# Aim of the exercise:
Where a line below holds the string "hingga", copy that line.

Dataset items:
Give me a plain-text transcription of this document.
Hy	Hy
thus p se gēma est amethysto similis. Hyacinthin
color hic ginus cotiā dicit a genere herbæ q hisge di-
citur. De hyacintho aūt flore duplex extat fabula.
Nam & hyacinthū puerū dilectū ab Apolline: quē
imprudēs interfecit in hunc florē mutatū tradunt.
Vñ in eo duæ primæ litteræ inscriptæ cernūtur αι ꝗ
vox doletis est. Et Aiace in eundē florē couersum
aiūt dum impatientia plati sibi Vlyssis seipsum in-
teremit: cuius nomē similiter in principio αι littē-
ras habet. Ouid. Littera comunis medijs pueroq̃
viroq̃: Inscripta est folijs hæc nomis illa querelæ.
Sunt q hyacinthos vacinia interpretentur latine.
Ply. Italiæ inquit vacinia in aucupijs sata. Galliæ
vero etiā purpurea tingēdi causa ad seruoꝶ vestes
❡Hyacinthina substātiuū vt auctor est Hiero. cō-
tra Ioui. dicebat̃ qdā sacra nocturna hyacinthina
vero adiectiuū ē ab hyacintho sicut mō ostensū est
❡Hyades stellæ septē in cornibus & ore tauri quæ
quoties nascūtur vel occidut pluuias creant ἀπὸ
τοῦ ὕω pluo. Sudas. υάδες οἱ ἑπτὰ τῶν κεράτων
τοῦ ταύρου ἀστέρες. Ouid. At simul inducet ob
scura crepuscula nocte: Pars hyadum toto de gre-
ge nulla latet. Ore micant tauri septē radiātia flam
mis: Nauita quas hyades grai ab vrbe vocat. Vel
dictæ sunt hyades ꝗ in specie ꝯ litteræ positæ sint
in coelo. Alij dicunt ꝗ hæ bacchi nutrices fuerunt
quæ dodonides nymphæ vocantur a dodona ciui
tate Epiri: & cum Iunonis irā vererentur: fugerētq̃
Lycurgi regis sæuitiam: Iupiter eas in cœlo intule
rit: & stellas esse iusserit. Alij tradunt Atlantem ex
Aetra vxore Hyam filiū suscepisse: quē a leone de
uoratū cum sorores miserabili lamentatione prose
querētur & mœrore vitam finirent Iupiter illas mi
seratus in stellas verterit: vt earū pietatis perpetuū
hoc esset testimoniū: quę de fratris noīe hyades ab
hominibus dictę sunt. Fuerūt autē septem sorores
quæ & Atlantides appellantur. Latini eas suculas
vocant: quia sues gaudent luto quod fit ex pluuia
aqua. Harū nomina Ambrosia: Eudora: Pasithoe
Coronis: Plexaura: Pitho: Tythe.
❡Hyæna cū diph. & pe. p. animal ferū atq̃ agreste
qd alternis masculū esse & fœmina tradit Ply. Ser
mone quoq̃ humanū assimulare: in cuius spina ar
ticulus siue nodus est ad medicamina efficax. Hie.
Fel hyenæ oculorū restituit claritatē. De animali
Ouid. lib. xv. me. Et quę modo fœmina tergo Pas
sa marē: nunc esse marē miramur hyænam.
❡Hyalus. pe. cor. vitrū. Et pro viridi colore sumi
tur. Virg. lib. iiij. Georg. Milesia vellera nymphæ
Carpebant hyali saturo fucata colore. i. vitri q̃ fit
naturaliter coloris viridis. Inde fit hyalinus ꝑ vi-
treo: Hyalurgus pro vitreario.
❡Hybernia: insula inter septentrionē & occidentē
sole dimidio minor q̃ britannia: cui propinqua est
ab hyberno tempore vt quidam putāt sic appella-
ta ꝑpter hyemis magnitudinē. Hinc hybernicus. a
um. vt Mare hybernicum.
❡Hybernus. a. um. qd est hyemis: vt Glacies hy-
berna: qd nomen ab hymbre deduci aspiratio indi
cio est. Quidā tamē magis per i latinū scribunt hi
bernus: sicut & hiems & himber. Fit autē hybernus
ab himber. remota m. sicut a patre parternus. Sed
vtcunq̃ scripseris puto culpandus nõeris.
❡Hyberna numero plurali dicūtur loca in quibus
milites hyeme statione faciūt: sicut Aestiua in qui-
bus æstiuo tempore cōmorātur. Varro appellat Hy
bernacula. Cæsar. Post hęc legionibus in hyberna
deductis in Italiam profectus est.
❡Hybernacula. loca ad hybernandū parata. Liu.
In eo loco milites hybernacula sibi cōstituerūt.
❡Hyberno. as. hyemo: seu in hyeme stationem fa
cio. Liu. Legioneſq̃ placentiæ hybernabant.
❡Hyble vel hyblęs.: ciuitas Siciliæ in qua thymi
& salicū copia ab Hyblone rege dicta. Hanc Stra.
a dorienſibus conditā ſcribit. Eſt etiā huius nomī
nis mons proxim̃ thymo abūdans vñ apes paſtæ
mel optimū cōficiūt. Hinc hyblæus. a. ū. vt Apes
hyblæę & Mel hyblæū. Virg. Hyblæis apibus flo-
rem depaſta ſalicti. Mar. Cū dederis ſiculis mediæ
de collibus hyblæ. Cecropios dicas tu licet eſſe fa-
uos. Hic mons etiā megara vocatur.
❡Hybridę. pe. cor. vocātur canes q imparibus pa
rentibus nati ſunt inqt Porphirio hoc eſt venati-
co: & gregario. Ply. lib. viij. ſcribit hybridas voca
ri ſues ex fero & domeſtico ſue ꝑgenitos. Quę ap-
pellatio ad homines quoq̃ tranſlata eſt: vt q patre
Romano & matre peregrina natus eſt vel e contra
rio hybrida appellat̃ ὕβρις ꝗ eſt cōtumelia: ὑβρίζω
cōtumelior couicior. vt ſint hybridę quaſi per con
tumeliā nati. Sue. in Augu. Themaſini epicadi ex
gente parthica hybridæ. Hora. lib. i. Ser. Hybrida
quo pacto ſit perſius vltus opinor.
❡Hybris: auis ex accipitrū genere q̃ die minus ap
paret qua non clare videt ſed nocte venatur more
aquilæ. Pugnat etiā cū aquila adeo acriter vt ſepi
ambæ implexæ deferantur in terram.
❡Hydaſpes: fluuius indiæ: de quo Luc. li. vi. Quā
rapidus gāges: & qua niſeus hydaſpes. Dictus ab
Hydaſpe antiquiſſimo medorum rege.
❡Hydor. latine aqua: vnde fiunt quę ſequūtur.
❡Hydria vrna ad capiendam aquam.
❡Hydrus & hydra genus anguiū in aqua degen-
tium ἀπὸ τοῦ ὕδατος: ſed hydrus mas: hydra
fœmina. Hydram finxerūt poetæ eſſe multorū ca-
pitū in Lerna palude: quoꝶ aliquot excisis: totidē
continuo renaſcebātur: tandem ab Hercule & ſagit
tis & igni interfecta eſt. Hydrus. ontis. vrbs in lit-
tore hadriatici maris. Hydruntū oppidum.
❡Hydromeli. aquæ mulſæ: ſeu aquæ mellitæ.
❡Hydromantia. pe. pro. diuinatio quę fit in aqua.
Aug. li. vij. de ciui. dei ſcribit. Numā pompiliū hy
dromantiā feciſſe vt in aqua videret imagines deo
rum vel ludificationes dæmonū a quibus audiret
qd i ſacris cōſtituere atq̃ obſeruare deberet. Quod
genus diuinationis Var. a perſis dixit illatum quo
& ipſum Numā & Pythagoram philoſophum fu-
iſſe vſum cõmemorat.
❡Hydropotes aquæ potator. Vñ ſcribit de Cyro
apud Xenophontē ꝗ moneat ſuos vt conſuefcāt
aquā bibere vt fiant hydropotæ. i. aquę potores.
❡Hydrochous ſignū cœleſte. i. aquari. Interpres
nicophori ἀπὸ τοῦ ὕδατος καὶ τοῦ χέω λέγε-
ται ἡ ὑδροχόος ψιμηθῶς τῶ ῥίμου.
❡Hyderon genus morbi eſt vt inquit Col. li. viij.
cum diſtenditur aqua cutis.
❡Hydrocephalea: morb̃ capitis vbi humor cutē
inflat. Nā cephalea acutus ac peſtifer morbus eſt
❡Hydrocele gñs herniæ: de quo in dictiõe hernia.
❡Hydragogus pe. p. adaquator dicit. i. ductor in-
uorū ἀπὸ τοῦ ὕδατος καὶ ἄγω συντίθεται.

--

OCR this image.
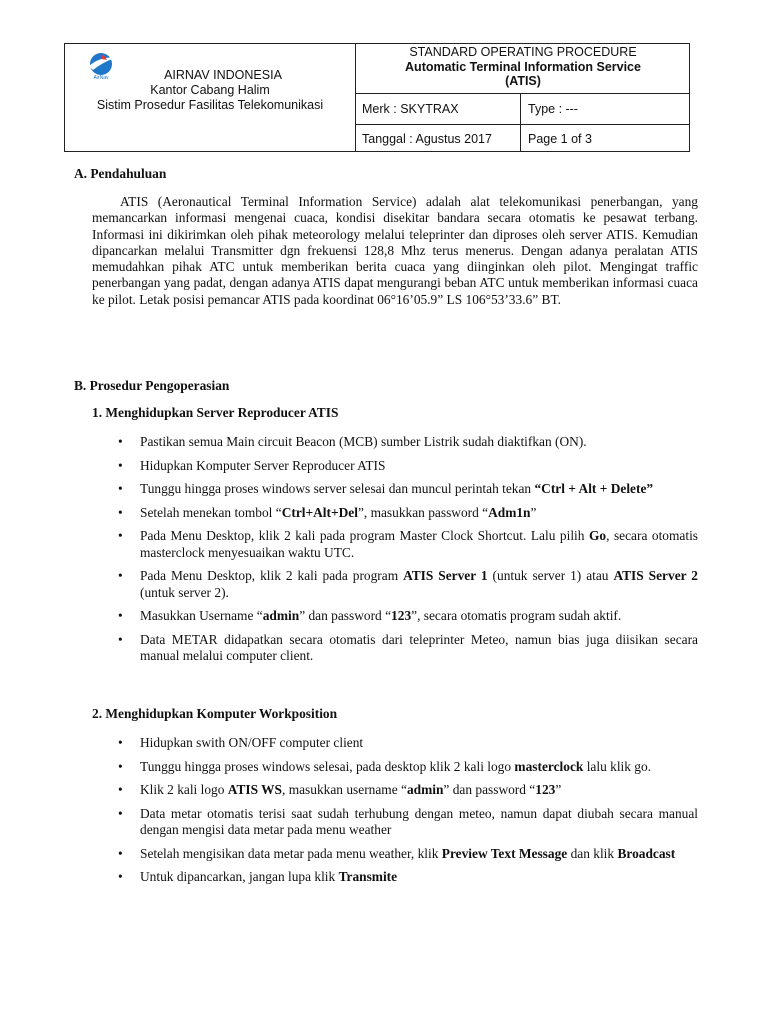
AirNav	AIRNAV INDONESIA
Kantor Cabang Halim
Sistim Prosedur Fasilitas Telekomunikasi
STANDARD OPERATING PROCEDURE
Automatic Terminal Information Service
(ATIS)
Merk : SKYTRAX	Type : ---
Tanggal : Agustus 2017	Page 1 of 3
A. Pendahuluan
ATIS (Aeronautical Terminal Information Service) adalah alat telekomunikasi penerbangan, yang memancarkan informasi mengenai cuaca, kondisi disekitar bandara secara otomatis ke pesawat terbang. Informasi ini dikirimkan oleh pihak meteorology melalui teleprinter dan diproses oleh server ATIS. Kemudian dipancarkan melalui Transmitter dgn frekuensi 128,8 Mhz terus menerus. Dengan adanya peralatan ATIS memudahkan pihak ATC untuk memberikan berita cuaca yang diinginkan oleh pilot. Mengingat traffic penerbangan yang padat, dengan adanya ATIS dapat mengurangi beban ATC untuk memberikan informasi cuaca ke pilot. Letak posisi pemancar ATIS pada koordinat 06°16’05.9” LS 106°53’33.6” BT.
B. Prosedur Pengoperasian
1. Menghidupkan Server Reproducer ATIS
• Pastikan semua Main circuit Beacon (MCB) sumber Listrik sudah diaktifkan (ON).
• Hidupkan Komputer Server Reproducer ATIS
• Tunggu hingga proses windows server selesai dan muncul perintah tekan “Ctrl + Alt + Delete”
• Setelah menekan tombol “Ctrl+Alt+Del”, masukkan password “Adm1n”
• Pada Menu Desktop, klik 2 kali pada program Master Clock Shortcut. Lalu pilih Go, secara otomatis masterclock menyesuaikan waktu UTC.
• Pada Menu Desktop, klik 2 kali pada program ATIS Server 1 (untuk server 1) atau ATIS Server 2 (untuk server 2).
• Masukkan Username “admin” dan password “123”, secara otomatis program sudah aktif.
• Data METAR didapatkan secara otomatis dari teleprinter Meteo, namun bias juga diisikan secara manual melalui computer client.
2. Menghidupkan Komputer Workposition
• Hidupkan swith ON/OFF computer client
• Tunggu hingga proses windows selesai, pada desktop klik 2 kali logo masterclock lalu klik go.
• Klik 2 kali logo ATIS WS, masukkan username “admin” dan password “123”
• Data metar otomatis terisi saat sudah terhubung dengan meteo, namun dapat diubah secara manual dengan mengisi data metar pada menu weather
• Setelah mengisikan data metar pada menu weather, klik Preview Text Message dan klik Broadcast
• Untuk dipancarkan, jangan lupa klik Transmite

# The answer:
• Tunggu hingga proses windows server selesai dan muncul perintah tekan “Ctrl + Alt + Delete”
• Tunggu hingga proses windows selesai, pada desktop klik 2 kali logo masterclock lalu klik go.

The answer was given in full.